Spatial layout entries
= = = = =

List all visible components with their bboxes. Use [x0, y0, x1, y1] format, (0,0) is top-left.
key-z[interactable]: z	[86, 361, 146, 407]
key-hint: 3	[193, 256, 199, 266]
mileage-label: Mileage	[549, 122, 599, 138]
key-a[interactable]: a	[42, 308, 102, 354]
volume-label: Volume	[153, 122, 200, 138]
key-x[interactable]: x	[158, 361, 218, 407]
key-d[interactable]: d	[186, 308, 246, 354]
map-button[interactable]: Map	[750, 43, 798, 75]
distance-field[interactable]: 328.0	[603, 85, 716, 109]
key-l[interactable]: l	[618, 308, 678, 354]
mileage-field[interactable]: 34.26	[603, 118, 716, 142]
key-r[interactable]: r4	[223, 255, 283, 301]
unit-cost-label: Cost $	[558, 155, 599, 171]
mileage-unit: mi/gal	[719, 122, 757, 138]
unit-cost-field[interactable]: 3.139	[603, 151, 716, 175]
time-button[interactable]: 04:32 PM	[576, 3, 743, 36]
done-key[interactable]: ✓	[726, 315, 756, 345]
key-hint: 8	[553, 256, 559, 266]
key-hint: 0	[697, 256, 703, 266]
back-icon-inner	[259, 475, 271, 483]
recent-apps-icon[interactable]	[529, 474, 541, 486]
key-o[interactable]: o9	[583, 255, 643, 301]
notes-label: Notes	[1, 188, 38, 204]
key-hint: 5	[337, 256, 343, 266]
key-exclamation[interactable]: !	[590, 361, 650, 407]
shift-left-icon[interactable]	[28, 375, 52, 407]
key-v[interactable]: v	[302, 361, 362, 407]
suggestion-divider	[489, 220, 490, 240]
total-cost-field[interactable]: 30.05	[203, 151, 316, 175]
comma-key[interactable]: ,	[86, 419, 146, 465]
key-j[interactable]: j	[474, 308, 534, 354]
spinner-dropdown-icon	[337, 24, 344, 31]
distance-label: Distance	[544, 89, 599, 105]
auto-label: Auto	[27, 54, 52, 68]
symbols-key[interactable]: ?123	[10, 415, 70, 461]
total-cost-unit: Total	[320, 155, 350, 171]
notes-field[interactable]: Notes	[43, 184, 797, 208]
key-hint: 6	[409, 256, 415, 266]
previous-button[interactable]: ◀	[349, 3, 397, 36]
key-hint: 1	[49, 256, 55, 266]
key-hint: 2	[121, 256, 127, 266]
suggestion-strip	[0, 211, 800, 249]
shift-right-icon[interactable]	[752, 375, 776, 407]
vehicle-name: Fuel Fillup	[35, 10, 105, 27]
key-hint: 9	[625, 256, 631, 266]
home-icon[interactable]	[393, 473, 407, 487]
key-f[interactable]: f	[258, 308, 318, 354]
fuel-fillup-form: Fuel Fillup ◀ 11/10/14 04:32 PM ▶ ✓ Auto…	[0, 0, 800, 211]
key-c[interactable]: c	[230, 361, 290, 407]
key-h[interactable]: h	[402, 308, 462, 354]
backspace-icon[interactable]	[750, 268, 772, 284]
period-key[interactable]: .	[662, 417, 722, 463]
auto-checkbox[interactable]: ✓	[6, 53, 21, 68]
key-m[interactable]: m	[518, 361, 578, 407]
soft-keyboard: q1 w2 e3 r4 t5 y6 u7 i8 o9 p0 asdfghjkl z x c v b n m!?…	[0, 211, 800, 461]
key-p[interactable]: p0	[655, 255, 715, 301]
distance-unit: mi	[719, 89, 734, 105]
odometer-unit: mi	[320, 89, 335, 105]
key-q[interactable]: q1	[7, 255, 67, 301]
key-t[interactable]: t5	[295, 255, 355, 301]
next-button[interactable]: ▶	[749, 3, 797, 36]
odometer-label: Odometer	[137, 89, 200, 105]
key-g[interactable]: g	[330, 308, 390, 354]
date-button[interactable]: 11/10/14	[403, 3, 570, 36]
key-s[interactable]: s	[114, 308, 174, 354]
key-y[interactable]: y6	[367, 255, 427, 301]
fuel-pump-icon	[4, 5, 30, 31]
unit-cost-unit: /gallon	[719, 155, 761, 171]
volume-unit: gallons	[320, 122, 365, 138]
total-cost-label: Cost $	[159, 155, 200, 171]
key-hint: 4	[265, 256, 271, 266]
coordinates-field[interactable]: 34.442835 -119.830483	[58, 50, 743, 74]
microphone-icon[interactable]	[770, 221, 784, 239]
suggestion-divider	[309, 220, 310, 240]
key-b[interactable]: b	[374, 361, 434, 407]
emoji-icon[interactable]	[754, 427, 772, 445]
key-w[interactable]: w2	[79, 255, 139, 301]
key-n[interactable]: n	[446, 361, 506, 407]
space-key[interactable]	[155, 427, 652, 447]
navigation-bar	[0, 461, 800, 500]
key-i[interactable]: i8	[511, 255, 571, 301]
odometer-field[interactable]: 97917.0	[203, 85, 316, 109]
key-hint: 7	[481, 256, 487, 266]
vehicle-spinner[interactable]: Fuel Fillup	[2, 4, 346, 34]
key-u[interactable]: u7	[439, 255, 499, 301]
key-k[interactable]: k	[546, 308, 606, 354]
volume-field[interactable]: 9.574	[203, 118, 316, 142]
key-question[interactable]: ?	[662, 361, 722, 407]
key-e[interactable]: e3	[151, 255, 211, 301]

= = = = =

Your goal
Reproduce every line of the listing above verbatim, without any alteration.

Result of this task
List all visible components with their bboxes. Use [x0, y0, x1, y1] format, (0,0) is top-left.
key-z[interactable]: z	[86, 361, 146, 407]
key-hint: 3	[193, 256, 199, 266]
mileage-label: Mileage	[549, 122, 599, 138]
key-a[interactable]: a	[42, 308, 102, 354]
volume-label: Volume	[153, 122, 200, 138]
key-x[interactable]: x	[158, 361, 218, 407]
key-d[interactable]: d	[186, 308, 246, 354]
map-button[interactable]: Map	[750, 43, 798, 75]
distance-field[interactable]: 328.0	[603, 85, 716, 109]
key-l[interactable]: l	[618, 308, 678, 354]
mileage-field[interactable]: 34.26	[603, 118, 716, 142]
key-r[interactable]: r4	[223, 255, 283, 301]
unit-cost-label: Cost $	[558, 155, 599, 171]
mileage-unit: mi/gal	[719, 122, 757, 138]
unit-cost-field[interactable]: 3.139	[603, 151, 716, 175]
time-button[interactable]: 04:32 PM	[576, 3, 743, 36]
done-key[interactable]: ✓	[726, 315, 756, 345]
key-hint: 8	[553, 256, 559, 266]
key-hint: 0	[697, 256, 703, 266]
back-icon-inner	[259, 475, 271, 483]
recent-apps-icon[interactable]	[529, 474, 541, 486]
key-o[interactable]: o9	[583, 255, 643, 301]
notes-label: Notes	[1, 188, 38, 204]
key-hint: 5	[337, 256, 343, 266]
key-exclamation[interactable]: !	[590, 361, 650, 407]
shift-left-icon[interactable]	[28, 375, 52, 407]
key-v[interactable]: v	[302, 361, 362, 407]
suggestion-divider	[489, 220, 490, 240]
total-cost-field[interactable]: 30.05	[203, 151, 316, 175]
comma-key[interactable]: ,	[86, 419, 146, 465]
key-j[interactable]: j	[474, 308, 534, 354]
spinner-dropdown-icon	[337, 24, 344, 31]
distance-label: Distance	[544, 89, 599, 105]
auto-label: Auto	[27, 54, 52, 68]
symbols-key[interactable]: ?123	[10, 415, 70, 461]
total-cost-unit: Total	[320, 155, 350, 171]
notes-field[interactable]: Notes	[43, 184, 797, 208]
key-hint: 6	[409, 256, 415, 266]
previous-button[interactable]: ◀	[349, 3, 397, 36]
key-hint: 1	[49, 256, 55, 266]
key-hint: 2	[121, 256, 127, 266]
suggestion-strip	[0, 211, 800, 249]
shift-right-icon[interactable]	[752, 375, 776, 407]
vehicle-name: Fuel Fillup	[35, 10, 105, 27]
key-hint: 9	[625, 256, 631, 266]
home-icon[interactable]	[393, 473, 407, 487]
key-f[interactable]: f	[258, 308, 318, 354]
fuel-fillup-form: Fuel Fillup ◀ 11/10/14 04:32 PM ▶ ✓ Auto…	[0, 0, 800, 211]
key-c[interactable]: c	[230, 361, 290, 407]
key-h[interactable]: h	[402, 308, 462, 354]
backspace-icon[interactable]	[750, 268, 772, 284]
period-key[interactable]: .	[662, 417, 722, 463]
auto-checkbox[interactable]: ✓	[6, 53, 21, 68]
key-m[interactable]: m	[518, 361, 578, 407]
soft-keyboard: q1 w2 e3 r4 t5 y6 u7 i8 o9 p0 asdfghjkl z x c v b n m!?…	[0, 211, 800, 461]
key-p[interactable]: p0	[655, 255, 715, 301]
distance-unit: mi	[719, 89, 734, 105]
odometer-unit: mi	[320, 89, 335, 105]
key-q[interactable]: q1	[7, 255, 67, 301]
key-t[interactable]: t5	[295, 255, 355, 301]
next-button[interactable]: ▶	[749, 3, 797, 36]
odometer-label: Odometer	[137, 89, 200, 105]
key-g[interactable]: g	[330, 308, 390, 354]
date-button[interactable]: 11/10/14	[403, 3, 570, 36]
key-s[interactable]: s	[114, 308, 174, 354]
key-y[interactable]: y6	[367, 255, 427, 301]
fuel-pump-icon	[4, 5, 30, 31]
unit-cost-unit: /gallon	[719, 155, 761, 171]
volume-unit: gallons	[320, 122, 365, 138]
total-cost-label: Cost $	[159, 155, 200, 171]
key-hint: 4	[265, 256, 271, 266]
coordinates-field[interactable]: 34.442835 -119.830483	[58, 50, 743, 74]
microphone-icon[interactable]	[770, 221, 784, 239]
suggestion-divider	[309, 220, 310, 240]
key-b[interactable]: b	[374, 361, 434, 407]
emoji-icon[interactable]	[754, 427, 772, 445]
key-w[interactable]: w2	[79, 255, 139, 301]
key-n[interactable]: n	[446, 361, 506, 407]
space-key[interactable]	[155, 427, 652, 447]
navigation-bar	[0, 461, 800, 500]
key-i[interactable]: i8	[511, 255, 571, 301]
odometer-field[interactable]: 97917.0	[203, 85, 316, 109]
key-hint: 7	[481, 256, 487, 266]
vehicle-spinner[interactable]: Fuel Fillup	[2, 4, 346, 34]
key-u[interactable]: u7	[439, 255, 499, 301]
key-k[interactable]: k	[546, 308, 606, 354]
volume-field[interactable]: 9.574	[203, 118, 316, 142]
key-question[interactable]: ?	[662, 361, 722, 407]
key-e[interactable]: e3	[151, 255, 211, 301]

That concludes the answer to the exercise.